**Given exercise:** Count the lines in the records below that contain the word "hiện", and give only that number.

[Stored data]
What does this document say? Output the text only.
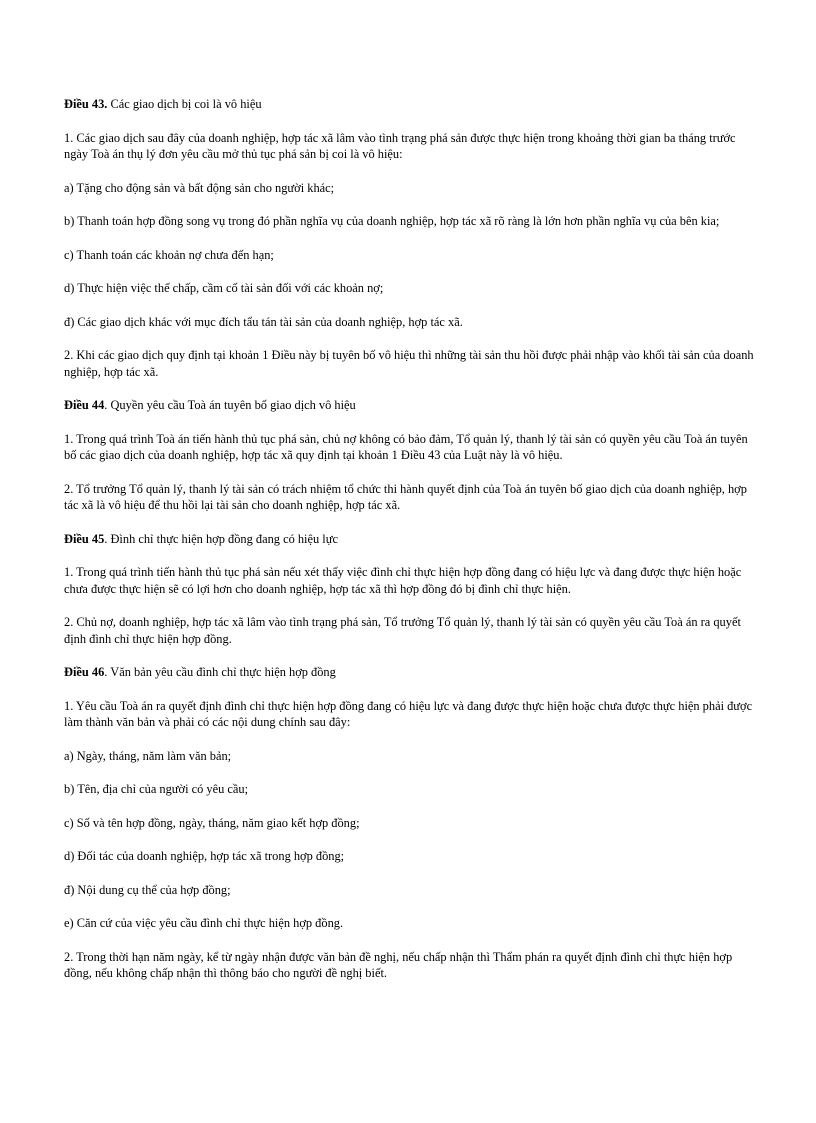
Điều 43. Các giao dịch bị coi là vô hiệu

1. Các giao dịch sau đây của doanh nghiệp, hợp tác xã lâm vào tình trạng phá sản được thực hiện trong khoảng thời gian ba tháng trước ngày Toà án thụ lý đơn yêu cầu mở thủ tục phá sản bị coi là vô hiệu:

a) Tặng cho động sản và bất động sản cho người khác;

b) Thanh toán hợp đồng song vụ trong đó phần nghĩa vụ của doanh nghiệp, hợp tác xã rõ ràng là lớn hơn phần nghĩa vụ của bên kia;

c) Thanh toán các khoản nợ chưa đến hạn;

d) Thực hiện việc thế chấp, cầm cố tài sản đối với các khoản nợ;

đ) Các giao dịch khác với mục đích tẩu tán tài sản của doanh nghiệp, hợp tác xã.

2. Khi các giao dịch quy định tại khoản 1 Điều này bị tuyên bố vô hiệu thì những tài sản thu hồi được phải nhập vào khối tài sản của doanh nghiệp, hợp tác xã.

Điều 44. Quyền yêu cầu Toà án tuyên bố giao dịch vô hiệu

1. Trong quá trình Toà án tiến hành thủ tục phá sản, chủ nợ không có bảo đảm, Tổ quản lý, thanh lý tài sản có quyền yêu cầu Toà án tuyên bố các giao dịch của doanh nghiệp, hợp tác xã quy định tại khoản 1 Điều 43 của Luật này là vô hiệu.

2. Tổ trưởng Tổ quản lý, thanh lý tài sản có trách nhiệm tổ chức thi hành quyết định của Toà án tuyên bố giao dịch của doanh nghiệp, hợp tác xã là vô hiệu để thu hồi lại tài sản cho doanh nghiệp, hợp tác xã.

Điều 45. Đình chỉ thực hiện hợp đồng đang có hiệu lực

1. Trong quá trình tiến hành thủ tục phá sản nếu xét thấy việc đình chỉ thực hiện hợp đồng đang có hiệu lực và đang được thực hiện hoặc chưa được thực hiện sẽ có lợi hơn cho doanh nghiệp, hợp tác xã thì hợp đồng đó bị đình chỉ thực hiện.

2. Chủ nợ, doanh nghiệp, hợp tác xã lâm vào tình trạng phá sản, Tổ trưởng Tổ quản lý, thanh lý tài sản có quyền yêu cầu Toà án ra quyết định đình chỉ thực hiện hợp đồng.

Điều 46. Văn bản yêu cầu đình chỉ thực hiện hợp đồng

1. Yêu cầu Toà án ra quyết định đình chỉ thực hiện hợp đồng đang có hiệu lực và đang được thực hiện hoặc chưa được thực hiện phải được làm thành văn bản và phải có các nội dung chính sau đây:

a) Ngày, tháng, năm làm văn bản;

b) Tên, địa chỉ của người có yêu cầu;

c) Số và tên hợp đồng, ngày, tháng, năm giao kết hợp đồng;

d) Đối tác của doanh nghiệp, hợp tác xã trong hợp đồng;

đ) Nội dung cụ thể của hợp đồng;

e) Căn cứ của việc yêu cầu đình chỉ thực hiện hợp đồng.

2. Trong thời hạn năm ngày, kể từ ngày nhận được văn bản đề nghị, nếu chấp nhận thì Thẩm phán ra quyết định đình chỉ thực hiện hợp đồng, nếu không chấp nhận thì thông báo cho người đề nghị biết.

**Final result:** 9